#### Document excerpt:
++++++++++++++++++++

Touring the Faribault Textile Mill

Army Green Spools of Wool A couple weeks ago, I was invited to Minneapolis (more on that trip here) to tour the Faribault textile mill. I have to say, this was such an inspirational place and if you followed along on Snapchat (@sar.gibs) you probably laughed at me totally nerding out. I’ve always been incredibly interested in textiles, taking weaving, dying, and fiber art courses in college- this trip perfectly translated and affirmed my love for the trade. Here’s an insiders peek into the factory that has been cranking out beautifully made textiles since the 1800s. It’s nothing short of amazing! I definitely came home with a carry-on stuffed full of wool products. If you’re looking for classic accessories and interior textile inspiration, this is it. 

Faribault Mill Who knew less than an hour outside of Minneapolis this gem exists? The historic industrial building was fascinating enough, but once I stepped inside and laid hands on throws, blankets, and scarfs, it was game over. I really tried to capture the texture and convey the touch and feel throughout this post. Most of the textiles coming out of Faribault are super luxe. I hope that translates throughout the imagery!

Patterned Woven Throw I adore the gorgeous, quality products this facility produces. However, what I love even more than the designer blankets and throws are the values of this company. Everything is sourced and made right here in America. That’s pretty rare these days- especially in the textile industry. Based on my knowledge (which is actually quite a bit given my weaving background), the process at Faribault isn’t dissimilar to the traditional handmade way.

++++++++++++++++++++

#### Extracted records:
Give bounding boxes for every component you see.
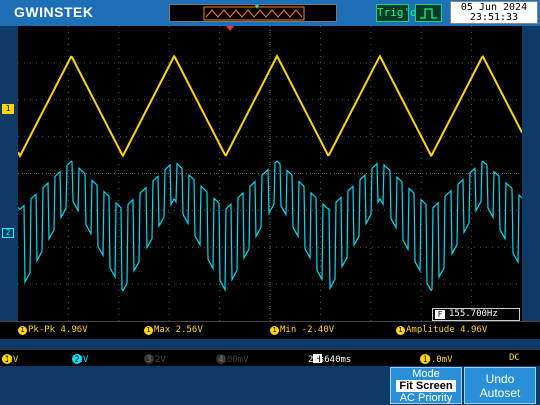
overview-trace [205,9,303,18]
ch1-settings[interactable]: 1 ═ 2V [2,352,18,365]
ch2-scale: 2V [77,355,89,365]
ch2-ground-marker[interactable]: 2 [2,228,14,238]
ch3-settings[interactable]: 3 2V [144,352,166,365]
brand-logo: GWINSTEK [14,4,94,20]
waveform-display [18,26,522,321]
graticule-and-traces [18,26,522,321]
trigger-position-marker [226,26,234,31]
horizontal-settings[interactable]: 2ms H 1.640ms [308,352,351,365]
ch1-ground-marker[interactable]: 1 [2,104,14,114]
ch4-settings[interactable]: 4 100mV [216,352,249,365]
trigger-status-badge: Trig'd [376,4,417,22]
mode-label: Mode [412,368,440,380]
measurement-amplitude[interactable]: 1 Amplitude 4.96V [396,324,487,336]
frequency-value: 155.700Hz [449,309,498,319]
frequency-counter: F 155.700Hz [432,308,520,321]
ch1-badge: 1 [144,326,153,335]
ch1-badge: 1 [18,326,27,335]
undo-label: Undo [485,372,515,386]
autoset-label: Autoset [479,386,521,400]
edge-trigger-icon [415,4,442,22]
trigger-level: 80.0mV [420,355,453,365]
time-label: 23:51:33 [469,12,519,23]
measurement-text: Max 2.56V [154,325,203,335]
measurement-bar: 1 Pk-Pk 4.96V 1 Max 2.56V 1 Min -2.40V 1 Amp… [0,321,540,339]
mode-ac-priority: AC Priority [399,392,453,404]
measurement-min[interactable]: 1 Min -2.40V [270,324,334,336]
top-bar: GWINSTEK Trig'd 05 Jun 2024 23:51:33 [0,0,540,26]
measurement-pkpk[interactable]: 1 Pk-Pk 4.96V [18,324,88,336]
ch2-settings[interactable]: 2 ~ 2V [72,352,88,365]
ch4-scale: 100mV [221,355,249,365]
datetime-display: 05 Jun 2024 23:51:33 [450,1,538,24]
autoset-mode-button[interactable]: Mode Fit Screen AC Priority [390,367,462,404]
measurement-max[interactable]: 1 Max 2.56V [144,324,203,336]
trigger-coupling[interactable]: DC [509,352,520,364]
ch3-scale: 2V [154,355,166,365]
measurement-text: Min -2.40V [280,325,335,335]
measurement-text: Amplitude 4.96V [406,325,488,335]
overview-waveform [203,5,305,21]
ch1-badge: 1 [270,326,279,335]
undo-autoset-button[interactable]: Undo Autoset [464,367,536,404]
mode-fit-screen: Fit Screen [396,380,456,392]
ch1-badge: 1 [396,326,405,335]
channel-settings-bar: 1 ═ 2V 2 ~ 2V 3 2V 4 100mV 2ms H 1.640ms… [0,349,540,366]
frequency-icon: F [435,310,445,319]
ch3-badge: 3 [144,354,154,365]
horizontal-position: 1.640ms [313,355,352,365]
ch1-scale: 2V [7,355,19,365]
memory-overview-bar [169,4,337,22]
overview-window [203,6,305,21]
measurement-text: Pk-Pk 4.96V [28,325,88,335]
ch2-trace [18,160,522,293]
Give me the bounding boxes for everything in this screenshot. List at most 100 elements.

++++++++++++++++++++

#### Task requirements:
• A. In the Faribault mill tour post, how far from Minneapolis is the mill located?
• B. Return the passage of the Faribault mill tour post starting at "Patterned Woven Throw" and ending at "traditional handmade way.".

#### Task-by-task solutions:
• A. Less than an hour outside of Minneapolis.

• B.
Patterned Woven Throw I adore the gorgeous, quality products this facility produces. However, what I love even more than the designer blankets and throws are the values of this company. Everything is sourced and made right here in America. That’s pretty rare these days- especially in the textile industry. Based on my knowledge (which is actually quite a bit given my weaving background), the process at Faribault isn’t dissimilar to the traditional handmade way.